+++ Records shown

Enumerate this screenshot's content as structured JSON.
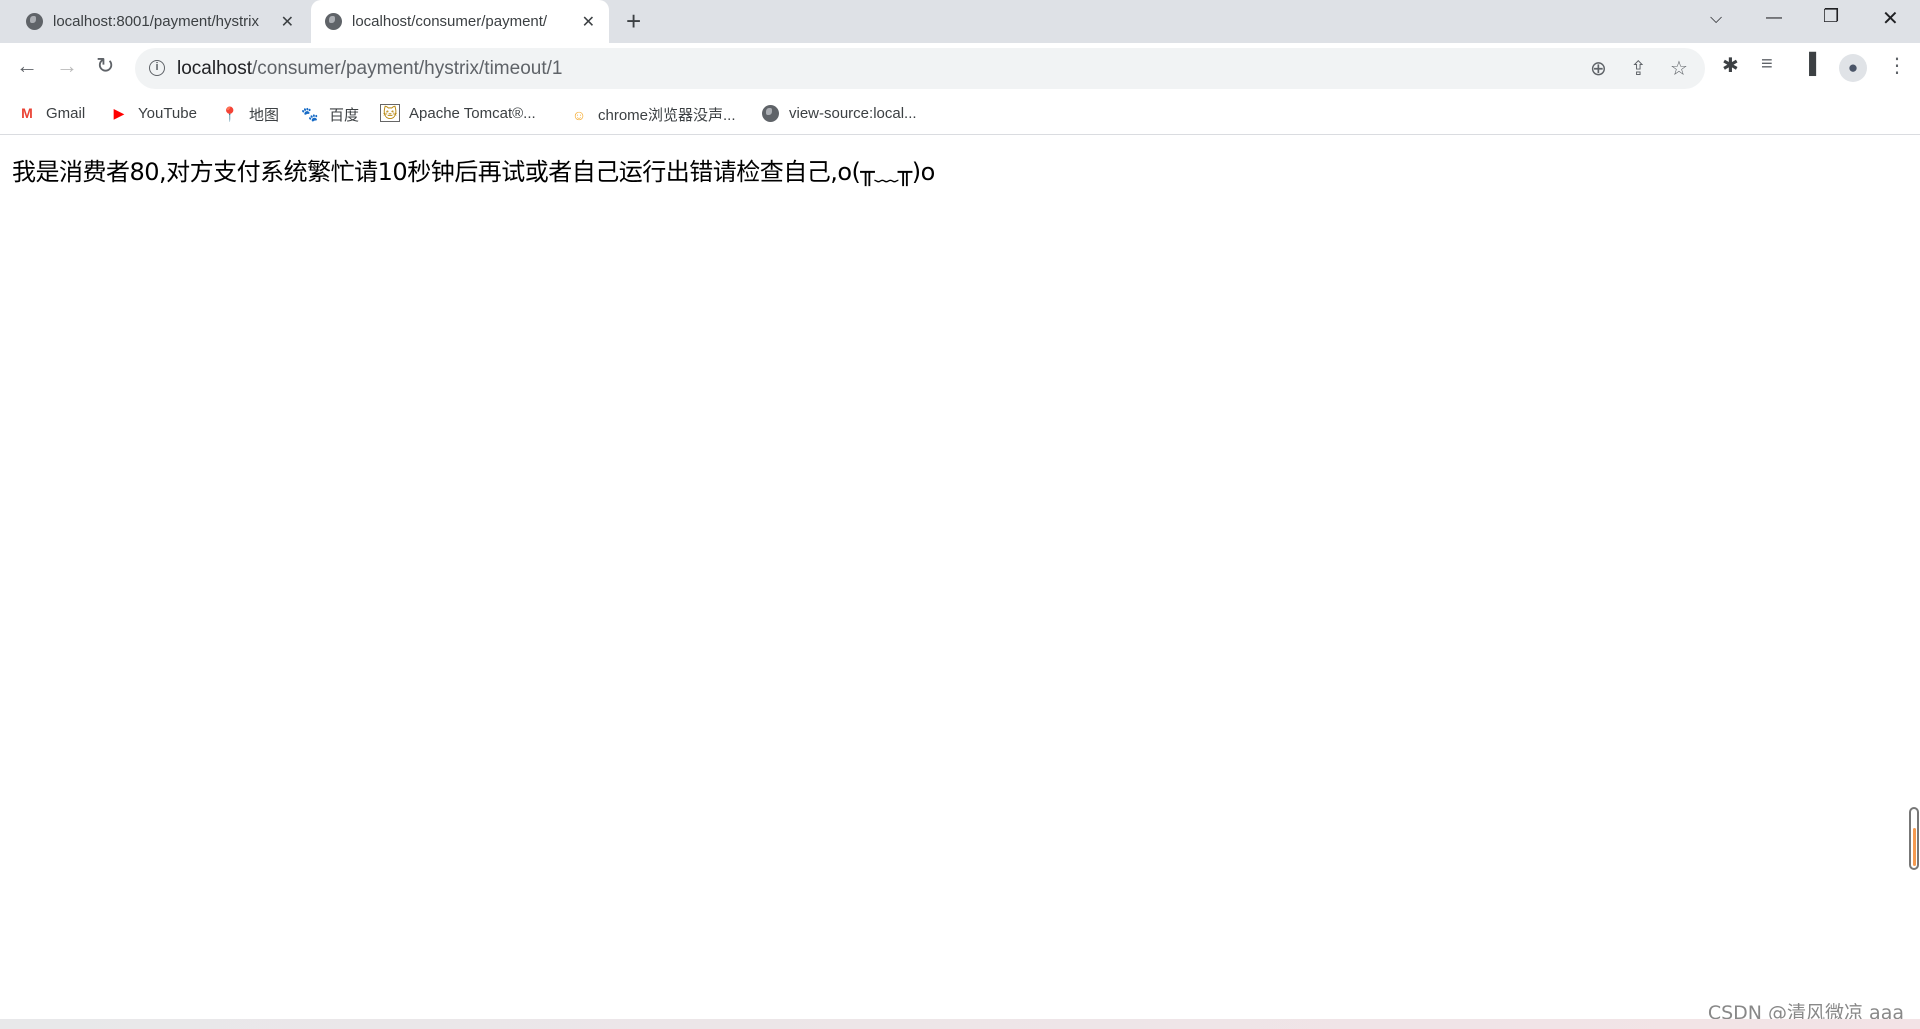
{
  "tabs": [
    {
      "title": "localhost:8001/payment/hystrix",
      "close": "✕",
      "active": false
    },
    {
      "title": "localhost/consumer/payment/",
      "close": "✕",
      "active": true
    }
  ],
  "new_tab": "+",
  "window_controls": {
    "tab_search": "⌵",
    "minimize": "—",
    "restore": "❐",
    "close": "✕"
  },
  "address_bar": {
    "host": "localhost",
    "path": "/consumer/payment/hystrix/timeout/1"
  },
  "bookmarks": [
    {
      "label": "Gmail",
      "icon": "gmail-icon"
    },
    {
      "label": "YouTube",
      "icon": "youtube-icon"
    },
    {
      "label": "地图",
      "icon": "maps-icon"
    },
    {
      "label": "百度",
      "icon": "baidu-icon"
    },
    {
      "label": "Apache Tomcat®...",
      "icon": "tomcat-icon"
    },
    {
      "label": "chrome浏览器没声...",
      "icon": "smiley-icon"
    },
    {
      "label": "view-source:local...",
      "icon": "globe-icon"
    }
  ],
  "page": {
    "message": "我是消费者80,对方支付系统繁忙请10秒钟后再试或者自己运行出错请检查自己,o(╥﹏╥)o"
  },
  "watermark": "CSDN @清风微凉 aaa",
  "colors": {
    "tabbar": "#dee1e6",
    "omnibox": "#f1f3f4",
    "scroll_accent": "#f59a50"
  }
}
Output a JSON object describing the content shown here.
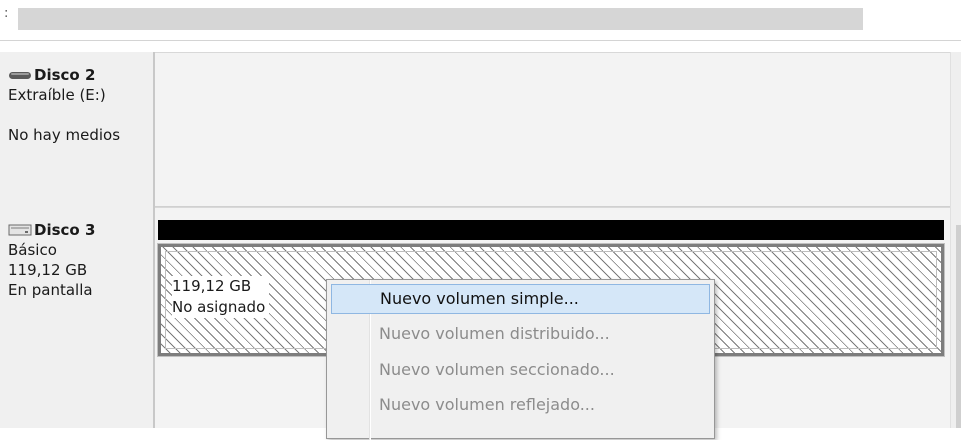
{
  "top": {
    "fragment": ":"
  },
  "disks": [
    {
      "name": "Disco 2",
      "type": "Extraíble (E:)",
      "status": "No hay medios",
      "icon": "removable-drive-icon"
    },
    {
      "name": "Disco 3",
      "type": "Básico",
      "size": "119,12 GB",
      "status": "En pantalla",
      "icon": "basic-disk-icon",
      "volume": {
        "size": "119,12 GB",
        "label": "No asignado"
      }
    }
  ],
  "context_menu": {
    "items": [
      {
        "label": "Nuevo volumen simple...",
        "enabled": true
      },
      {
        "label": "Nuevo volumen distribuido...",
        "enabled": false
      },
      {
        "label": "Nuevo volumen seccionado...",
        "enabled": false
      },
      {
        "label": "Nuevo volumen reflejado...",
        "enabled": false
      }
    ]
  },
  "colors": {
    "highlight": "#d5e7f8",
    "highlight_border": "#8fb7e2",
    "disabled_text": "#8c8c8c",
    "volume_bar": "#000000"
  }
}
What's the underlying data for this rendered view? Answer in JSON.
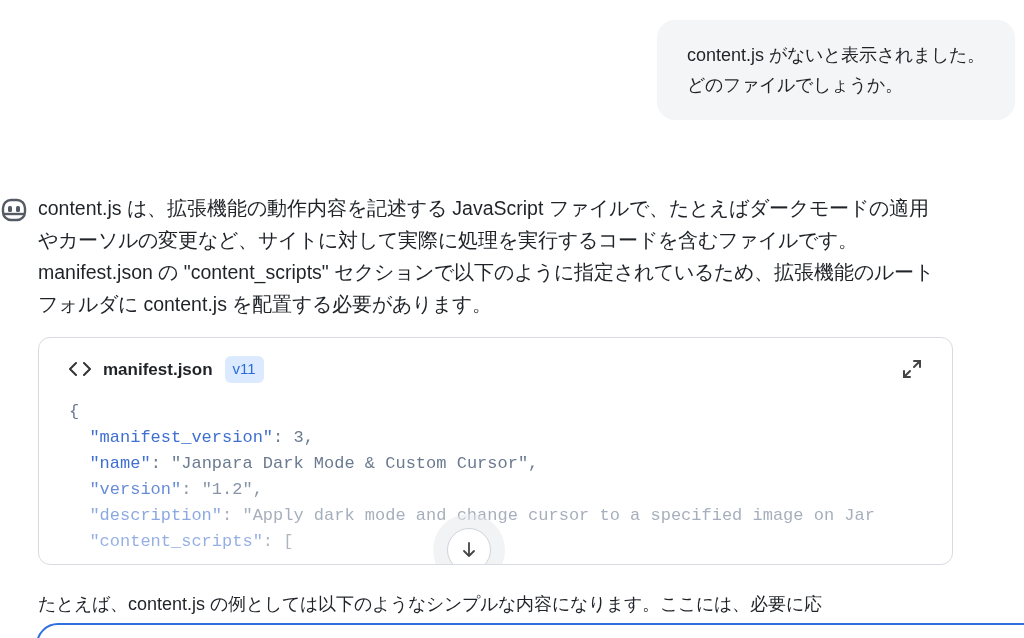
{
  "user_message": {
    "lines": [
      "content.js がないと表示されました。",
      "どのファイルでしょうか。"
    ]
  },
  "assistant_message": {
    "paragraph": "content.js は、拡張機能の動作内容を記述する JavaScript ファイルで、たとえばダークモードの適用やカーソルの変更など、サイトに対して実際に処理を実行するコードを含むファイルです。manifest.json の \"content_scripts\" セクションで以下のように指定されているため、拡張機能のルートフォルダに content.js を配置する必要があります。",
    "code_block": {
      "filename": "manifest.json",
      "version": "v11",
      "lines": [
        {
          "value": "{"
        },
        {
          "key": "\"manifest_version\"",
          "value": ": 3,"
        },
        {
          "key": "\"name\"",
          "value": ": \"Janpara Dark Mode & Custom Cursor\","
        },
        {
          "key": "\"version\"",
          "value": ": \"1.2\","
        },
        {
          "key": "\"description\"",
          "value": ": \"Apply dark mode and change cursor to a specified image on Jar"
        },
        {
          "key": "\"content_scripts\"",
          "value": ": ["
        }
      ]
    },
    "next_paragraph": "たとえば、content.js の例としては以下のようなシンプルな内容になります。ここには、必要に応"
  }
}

++++++

> _Problem description_: Output only the lines running from the line with "Output a JSON" through the last line of the entries above, inclusive, with pictures excluded.

> _Complete response_:
Output a JSON object describing the content shown here.
{
  "top": {
    "fragment": ":"
  },
  "disks": [
    {
      "name": "Disco 2",
      "type": "Extraíble (E:)",
      "status": "No hay medios",
      "icon": "removable-drive-icon"
    },
    {
      "name": "Disco 3",
      "type": "Básico",
      "size": "119,12 GB",
      "status": "En pantalla",
      "icon": "basic-disk-icon",
      "volume": {
        "size": "119,12 GB",
        "label": "No asignado"
      }
    }
  ],
  "context_menu": {
    "items": [
      {
        "label": "Nuevo volumen simple...",
        "enabled": true
      },
      {
        "label": "Nuevo volumen distribuido...",
        "enabled": false
      },
      {
        "label": "Nuevo volumen seccionado...",
        "enabled": false
      },
      {
        "label": "Nuevo volumen reflejado...",
        "enabled": false
      }
    ]
  },
  "colors": {
    "highlight": "#d5e7f8",
    "highlight_border": "#8fb7e2",
    "disabled_text": "#8c8c8c",
    "volume_bar": "#000000"
  }
}
What's the underlying data for this rendered view? Answer in JSON.
{
  "user_message": {
    "lines": [
      "content.js がないと表示されました。",
      "どのファイルでしょうか。"
    ]
  },
  "assistant_message": {
    "paragraph": "content.js は、拡張機能の動作内容を記述する JavaScript ファイルで、たとえばダークモードの適用やカーソルの変更など、サイトに対して実際に処理を実行するコードを含むファイルです。manifest.json の \"content_scripts\" セクションで以下のように指定されているため、拡張機能のルートフォルダに content.js を配置する必要があります。",
    "code_block": {
      "filename": "manifest.json",
      "version": "v11",
      "lines": [
        {
          "value": "{"
        },
        {
          "key": "\"manifest_version\"",
          "value": ": 3,"
        },
        {
          "key": "\"name\"",
          "value": ": \"Janpara Dark Mode & Custom Cursor\","
        },
        {
          "key": "\"version\"",
          "value": ": \"1.2\","
        },
        {
          "key": "\"description\"",
          "value": ": \"Apply dark mode and change cursor to a specified image on Jar"
        },
        {
          "key": "\"content_scripts\"",
          "value": ": ["
        }
      ]
    },
    "next_paragraph": "たとえば、content.js の例としては以下のようなシンプルな内容になります。ここには、必要に応"
  }
}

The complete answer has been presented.